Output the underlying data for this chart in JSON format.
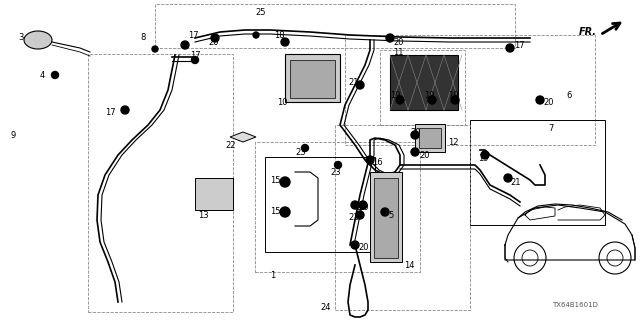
{
  "bg_color": "#ffffff",
  "diagram_id": "TX64B1601D",
  "line_color": "#000000",
  "gray_color": "#888888",
  "label_fontsize": 6.0
}
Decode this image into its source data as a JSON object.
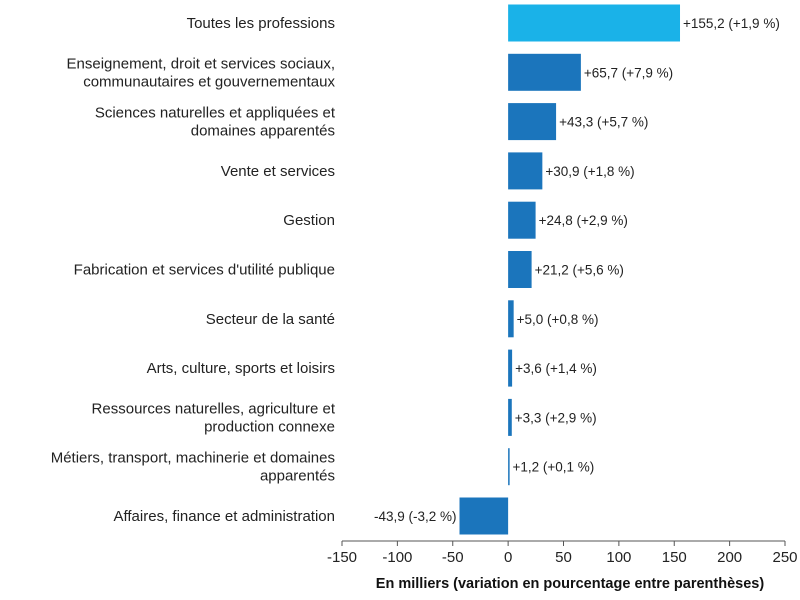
{
  "chart_data": {
    "type": "bar",
    "orientation": "horizontal",
    "categories": [
      [
        "Toutes les professions"
      ],
      [
        "Enseignement, droit et services sociaux,",
        "communautaires et gouvernementaux"
      ],
      [
        "Sciences naturelles et appliquées et",
        "domaines apparentés"
      ],
      [
        "Vente et services"
      ],
      [
        "Gestion"
      ],
      [
        "Fabrication et services d'utilité publique"
      ],
      [
        "Secteur de la santé"
      ],
      [
        "Arts, culture, sports et loisirs"
      ],
      [
        "Ressources naturelles, agriculture et",
        "production connexe"
      ],
      [
        "Métiers, transport, machinerie et domaines",
        "apparentés"
      ],
      [
        "Affaires, finance et administration"
      ]
    ],
    "values": [
      155.2,
      65.7,
      43.3,
      30.9,
      24.8,
      21.2,
      5.0,
      3.6,
      3.3,
      1.2,
      -43.9
    ],
    "data_labels": [
      "+155,2 (+1,9 %)",
      "+65,7 (+7,9 %)",
      "+43,3 (+5,7 %)",
      "+30,9 (+1,8 %)",
      "+24,8 (+2,9 %)",
      "+21,2 (+5,6 %)",
      "+5,0 (+0,8 %)",
      "+3,6 (+1,4 %)",
      "+3,3 (+2,9 %)",
      "+1,2 (+0,1 %)",
      "-43,9 (-3,2 %)"
    ],
    "highlight_index": 0,
    "xlim": [
      -150,
      250
    ],
    "xticks": [
      -150,
      -100,
      -50,
      0,
      50,
      100,
      150,
      200,
      250
    ],
    "xlabel": "En milliers (variation en pourcentage entre parenthèses)",
    "ylabel": "",
    "title": "",
    "grid": false,
    "colors": {
      "highlight": "#1ab2e8",
      "bar": "#1b75bc"
    }
  }
}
◇ ◇ ◇ ◇
◆ STATED PROBLEM: Check every line for "domaines" and show the ones that have it.

◆ RESPONSE TO THIS EXERCISE:
        "domaines apparentés"
        "Métiers, transport, machinerie et domaines",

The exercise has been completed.